§ **STATED GOAL**: Leave out the pictures and repeat the rest of the material exactly.

Some records:
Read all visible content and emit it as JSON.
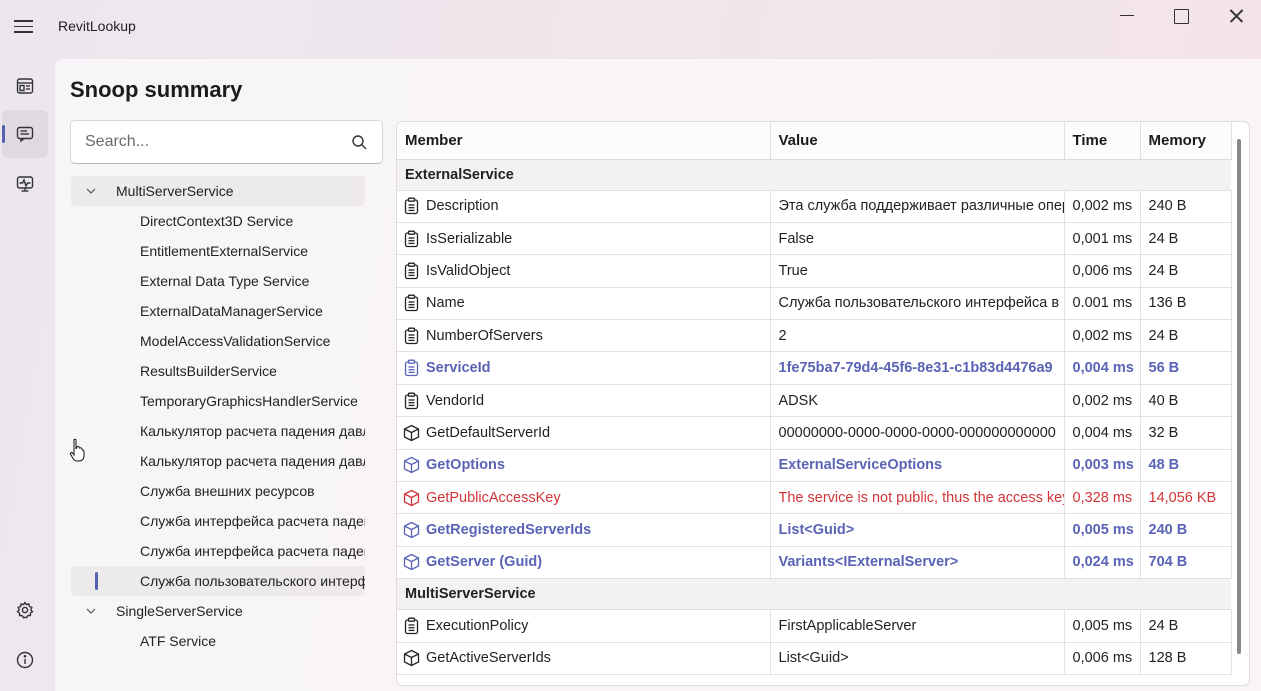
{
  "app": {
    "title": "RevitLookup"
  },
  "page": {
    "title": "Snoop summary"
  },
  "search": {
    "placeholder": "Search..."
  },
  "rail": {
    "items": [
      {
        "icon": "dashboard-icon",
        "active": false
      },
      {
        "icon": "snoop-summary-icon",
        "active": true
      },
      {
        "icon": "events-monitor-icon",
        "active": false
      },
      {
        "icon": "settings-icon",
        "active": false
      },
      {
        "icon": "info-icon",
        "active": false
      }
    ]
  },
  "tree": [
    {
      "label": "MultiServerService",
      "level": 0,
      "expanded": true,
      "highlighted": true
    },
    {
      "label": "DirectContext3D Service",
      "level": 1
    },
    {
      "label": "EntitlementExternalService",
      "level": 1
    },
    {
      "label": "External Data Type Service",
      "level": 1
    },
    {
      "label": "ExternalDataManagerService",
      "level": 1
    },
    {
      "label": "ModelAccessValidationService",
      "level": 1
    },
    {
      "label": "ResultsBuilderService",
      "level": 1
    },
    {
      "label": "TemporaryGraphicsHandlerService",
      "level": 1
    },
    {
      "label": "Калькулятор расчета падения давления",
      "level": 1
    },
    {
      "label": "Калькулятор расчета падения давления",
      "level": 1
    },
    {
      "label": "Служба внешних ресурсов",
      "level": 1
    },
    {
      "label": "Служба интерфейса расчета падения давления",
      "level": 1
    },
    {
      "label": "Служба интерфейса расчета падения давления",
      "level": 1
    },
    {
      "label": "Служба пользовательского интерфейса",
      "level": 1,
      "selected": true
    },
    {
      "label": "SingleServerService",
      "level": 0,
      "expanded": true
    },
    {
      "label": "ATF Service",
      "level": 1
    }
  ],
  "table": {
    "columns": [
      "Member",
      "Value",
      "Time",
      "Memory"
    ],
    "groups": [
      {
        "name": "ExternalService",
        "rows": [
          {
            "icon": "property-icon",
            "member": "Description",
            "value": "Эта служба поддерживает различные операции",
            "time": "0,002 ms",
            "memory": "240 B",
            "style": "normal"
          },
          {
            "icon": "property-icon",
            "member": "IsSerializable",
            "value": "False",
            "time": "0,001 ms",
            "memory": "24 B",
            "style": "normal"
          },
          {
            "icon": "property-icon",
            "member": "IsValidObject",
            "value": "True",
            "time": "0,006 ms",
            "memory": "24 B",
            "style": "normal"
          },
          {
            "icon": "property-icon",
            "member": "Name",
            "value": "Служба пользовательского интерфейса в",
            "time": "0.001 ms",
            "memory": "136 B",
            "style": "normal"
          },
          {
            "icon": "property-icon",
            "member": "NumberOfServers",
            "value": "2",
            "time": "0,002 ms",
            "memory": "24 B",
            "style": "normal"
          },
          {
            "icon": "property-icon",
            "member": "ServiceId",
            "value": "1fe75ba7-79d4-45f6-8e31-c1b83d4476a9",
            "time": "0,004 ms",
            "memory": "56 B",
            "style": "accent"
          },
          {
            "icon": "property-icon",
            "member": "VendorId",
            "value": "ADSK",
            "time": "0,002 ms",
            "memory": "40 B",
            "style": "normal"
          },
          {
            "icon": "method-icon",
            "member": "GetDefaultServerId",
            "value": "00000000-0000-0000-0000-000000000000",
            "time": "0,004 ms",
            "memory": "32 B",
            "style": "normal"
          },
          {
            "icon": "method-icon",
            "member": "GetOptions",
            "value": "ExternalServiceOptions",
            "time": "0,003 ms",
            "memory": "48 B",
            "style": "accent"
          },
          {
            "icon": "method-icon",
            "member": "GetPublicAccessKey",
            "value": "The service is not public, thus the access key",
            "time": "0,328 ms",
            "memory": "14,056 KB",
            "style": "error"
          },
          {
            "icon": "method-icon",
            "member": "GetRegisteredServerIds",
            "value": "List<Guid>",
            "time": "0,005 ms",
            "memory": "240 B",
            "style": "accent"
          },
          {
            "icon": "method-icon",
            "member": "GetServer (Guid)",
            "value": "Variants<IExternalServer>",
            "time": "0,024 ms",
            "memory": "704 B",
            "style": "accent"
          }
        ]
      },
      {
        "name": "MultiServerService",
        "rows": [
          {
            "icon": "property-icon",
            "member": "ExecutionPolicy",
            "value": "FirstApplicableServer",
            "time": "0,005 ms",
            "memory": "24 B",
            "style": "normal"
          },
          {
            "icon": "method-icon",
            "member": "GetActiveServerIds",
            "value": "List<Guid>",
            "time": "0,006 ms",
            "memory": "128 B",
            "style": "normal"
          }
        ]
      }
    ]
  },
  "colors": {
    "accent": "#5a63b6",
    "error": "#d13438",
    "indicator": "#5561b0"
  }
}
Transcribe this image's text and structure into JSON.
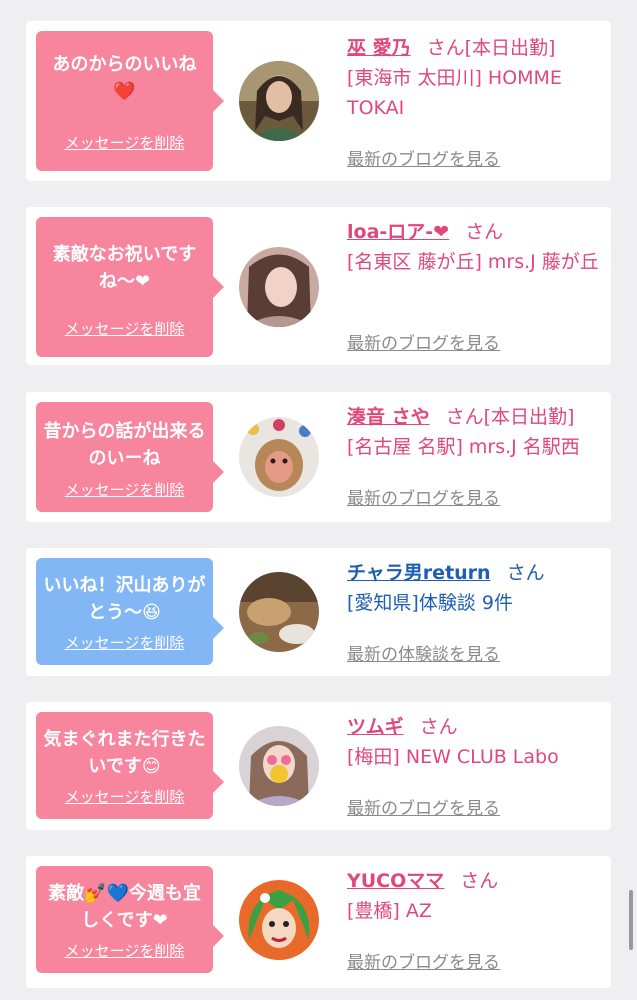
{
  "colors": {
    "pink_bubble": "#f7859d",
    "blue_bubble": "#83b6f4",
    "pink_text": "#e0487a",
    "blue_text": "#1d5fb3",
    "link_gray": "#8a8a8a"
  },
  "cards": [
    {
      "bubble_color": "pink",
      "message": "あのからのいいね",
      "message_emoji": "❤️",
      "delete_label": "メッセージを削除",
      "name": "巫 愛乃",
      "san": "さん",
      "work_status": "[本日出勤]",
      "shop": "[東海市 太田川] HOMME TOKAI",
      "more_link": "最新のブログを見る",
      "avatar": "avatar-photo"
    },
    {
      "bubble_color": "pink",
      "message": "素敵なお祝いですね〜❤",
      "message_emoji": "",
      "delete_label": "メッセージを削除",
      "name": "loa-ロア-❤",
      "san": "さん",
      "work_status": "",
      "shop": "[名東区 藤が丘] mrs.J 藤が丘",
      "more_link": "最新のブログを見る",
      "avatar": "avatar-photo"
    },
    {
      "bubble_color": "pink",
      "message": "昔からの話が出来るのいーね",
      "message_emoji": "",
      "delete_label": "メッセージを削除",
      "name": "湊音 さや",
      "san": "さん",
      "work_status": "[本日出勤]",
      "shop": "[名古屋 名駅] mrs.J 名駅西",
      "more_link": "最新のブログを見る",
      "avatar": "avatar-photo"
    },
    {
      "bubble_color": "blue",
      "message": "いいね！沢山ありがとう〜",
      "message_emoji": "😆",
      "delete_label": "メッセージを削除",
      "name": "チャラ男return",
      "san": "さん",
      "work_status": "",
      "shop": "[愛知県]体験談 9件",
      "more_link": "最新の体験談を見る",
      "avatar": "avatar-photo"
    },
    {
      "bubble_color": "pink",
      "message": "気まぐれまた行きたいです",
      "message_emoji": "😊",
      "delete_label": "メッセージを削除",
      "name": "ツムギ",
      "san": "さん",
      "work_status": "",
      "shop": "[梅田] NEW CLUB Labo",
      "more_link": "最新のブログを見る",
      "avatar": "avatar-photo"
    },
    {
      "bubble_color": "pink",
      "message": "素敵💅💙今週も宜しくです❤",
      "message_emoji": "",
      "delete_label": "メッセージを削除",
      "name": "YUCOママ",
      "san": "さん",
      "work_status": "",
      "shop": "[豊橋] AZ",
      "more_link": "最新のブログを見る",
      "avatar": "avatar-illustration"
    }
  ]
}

§ **FINISHED TASK**:
Read all visible content and emit it as JSON.
{
  "app": {
    "title": "RevitLookup"
  },
  "page": {
    "title": "Snoop summary"
  },
  "search": {
    "placeholder": "Search..."
  },
  "rail": {
    "items": [
      {
        "icon": "dashboard-icon",
        "active": false
      },
      {
        "icon": "snoop-summary-icon",
        "active": true
      },
      {
        "icon": "events-monitor-icon",
        "active": false
      },
      {
        "icon": "settings-icon",
        "active": false
      },
      {
        "icon": "info-icon",
        "active": false
      }
    ]
  },
  "tree": [
    {
      "label": "MultiServerService",
      "level": 0,
      "expanded": true,
      "highlighted": true
    },
    {
      "label": "DirectContext3D Service",
      "level": 1
    },
    {
      "label": "EntitlementExternalService",
      "level": 1
    },
    {
      "label": "External Data Type Service",
      "level": 1
    },
    {
      "label": "ExternalDataManagerService",
      "level": 1
    },
    {
      "label": "ModelAccessValidationService",
      "level": 1
    },
    {
      "label": "ResultsBuilderService",
      "level": 1
    },
    {
      "label": "TemporaryGraphicsHandlerService",
      "level": 1
    },
    {
      "label": "Калькулятор расчета падения давления",
      "level": 1
    },
    {
      "label": "Калькулятор расчета падения давления",
      "level": 1
    },
    {
      "label": "Служба внешних ресурсов",
      "level": 1
    },
    {
      "label": "Служба интерфейса расчета падения давления",
      "level": 1
    },
    {
      "label": "Служба интерфейса расчета падения давления",
      "level": 1
    },
    {
      "label": "Служба пользовательского интерфейса",
      "level": 1,
      "selected": true
    },
    {
      "label": "SingleServerService",
      "level": 0,
      "expanded": true
    },
    {
      "label": "ATF Service",
      "level": 1
    }
  ],
  "table": {
    "columns": [
      "Member",
      "Value",
      "Time",
      "Memory"
    ],
    "groups": [
      {
        "name": "ExternalService",
        "rows": [
          {
            "icon": "property-icon",
            "member": "Description",
            "value": "Эта служба поддерживает различные операции",
            "time": "0,002 ms",
            "memory": "240 B",
            "style": "normal"
          },
          {
            "icon": "property-icon",
            "member": "IsSerializable",
            "value": "False",
            "time": "0,001 ms",
            "memory": "24 B",
            "style": "normal"
          },
          {
            "icon": "property-icon",
            "member": "IsValidObject",
            "value": "True",
            "time": "0,006 ms",
            "memory": "24 B",
            "style": "normal"
          },
          {
            "icon": "property-icon",
            "member": "Name",
            "value": "Служба пользовательского интерфейса в",
            "time": "0.001 ms",
            "memory": "136 B",
            "style": "normal"
          },
          {
            "icon": "property-icon",
            "member": "NumberOfServers",
            "value": "2",
            "time": "0,002 ms",
            "memory": "24 B",
            "style": "normal"
          },
          {
            "icon": "property-icon",
            "member": "ServiceId",
            "value": "1fe75ba7-79d4-45f6-8e31-c1b83d4476a9",
            "time": "0,004 ms",
            "memory": "56 B",
            "style": "accent"
          },
          {
            "icon": "property-icon",
            "member": "VendorId",
            "value": "ADSK",
            "time": "0,002 ms",
            "memory": "40 B",
            "style": "normal"
          },
          {
            "icon": "method-icon",
            "member": "GetDefaultServerId",
            "value": "00000000-0000-0000-0000-000000000000",
            "time": "0,004 ms",
            "memory": "32 B",
            "style": "normal"
          },
          {
            "icon": "method-icon",
            "member": "GetOptions",
            "value": "ExternalServiceOptions",
            "time": "0,003 ms",
            "memory": "48 B",
            "style": "accent"
          },
          {
            "icon": "method-icon",
            "member": "GetPublicAccessKey",
            "value": "The service is not public, thus the access key",
            "time": "0,328 ms",
            "memory": "14,056 KB",
            "style": "error"
          },
          {
            "icon": "method-icon",
            "member": "GetRegisteredServerIds",
            "value": "List<Guid>",
            "time": "0,005 ms",
            "memory": "240 B",
            "style": "accent"
          },
          {
            "icon": "method-icon",
            "member": "GetServer (Guid)",
            "value": "Variants<IExternalServer>",
            "time": "0,024 ms",
            "memory": "704 B",
            "style": "accent"
          }
        ]
      },
      {
        "name": "MultiServerService",
        "rows": [
          {
            "icon": "property-icon",
            "member": "ExecutionPolicy",
            "value": "FirstApplicableServer",
            "time": "0,005 ms",
            "memory": "24 B",
            "style": "normal"
          },
          {
            "icon": "method-icon",
            "member": "GetActiveServerIds",
            "value": "List<Guid>",
            "time": "0,006 ms",
            "memory": "128 B",
            "style": "normal"
          }
        ]
      }
    ]
  },
  "colors": {
    "accent": "#5a63b6",
    "error": "#d13438",
    "indicator": "#5561b0"
  }
}
Transcribe this image's text and structure into JSON.
{
  "colors": {
    "pink_bubble": "#f7859d",
    "blue_bubble": "#83b6f4",
    "pink_text": "#e0487a",
    "blue_text": "#1d5fb3",
    "link_gray": "#8a8a8a"
  },
  "cards": [
    {
      "bubble_color": "pink",
      "message": "あのからのいいね",
      "message_emoji": "❤️",
      "delete_label": "メッセージを削除",
      "name": "巫 愛乃",
      "san": "さん",
      "work_status": "[本日出勤]",
      "shop": "[東海市 太田川] HOMME TOKAI",
      "more_link": "最新のブログを見る",
      "avatar": "avatar-photo"
    },
    {
      "bubble_color": "pink",
      "message": "素敵なお祝いですね〜❤",
      "message_emoji": "",
      "delete_label": "メッセージを削除",
      "name": "loa-ロア-❤",
      "san": "さん",
      "work_status": "",
      "shop": "[名東区 藤が丘] mrs.J 藤が丘",
      "more_link": "最新のブログを見る",
      "avatar": "avatar-photo"
    },
    {
      "bubble_color": "pink",
      "message": "昔からの話が出来るのいーね",
      "message_emoji": "",
      "delete_label": "メッセージを削除",
      "name": "湊音 さや",
      "san": "さん",
      "work_status": "[本日出勤]",
      "shop": "[名古屋 名駅] mrs.J 名駅西",
      "more_link": "最新のブログを見る",
      "avatar": "avatar-photo"
    },
    {
      "bubble_color": "blue",
      "message": "いいね！沢山ありがとう〜",
      "message_emoji": "😆",
      "delete_label": "メッセージを削除",
      "name": "チャラ男return",
      "san": "さん",
      "work_status": "",
      "shop": "[愛知県]体験談 9件",
      "more_link": "最新の体験談を見る",
      "avatar": "avatar-photo"
    },
    {
      "bubble_color": "pink",
      "message": "気まぐれまた行きたいです",
      "message_emoji": "😊",
      "delete_label": "メッセージを削除",
      "name": "ツムギ",
      "san": "さん",
      "work_status": "",
      "shop": "[梅田] NEW CLUB Labo",
      "more_link": "最新のブログを見る",
      "avatar": "avatar-photo"
    },
    {
      "bubble_color": "pink",
      "message": "素敵💅💙今週も宜しくです❤",
      "message_emoji": "",
      "delete_label": "メッセージを削除",
      "name": "YUCOママ",
      "san": "さん",
      "work_status": "",
      "shop": "[豊橋] AZ",
      "more_link": "最新のブログを見る",
      "avatar": "avatar-illustration"
    }
  ]
}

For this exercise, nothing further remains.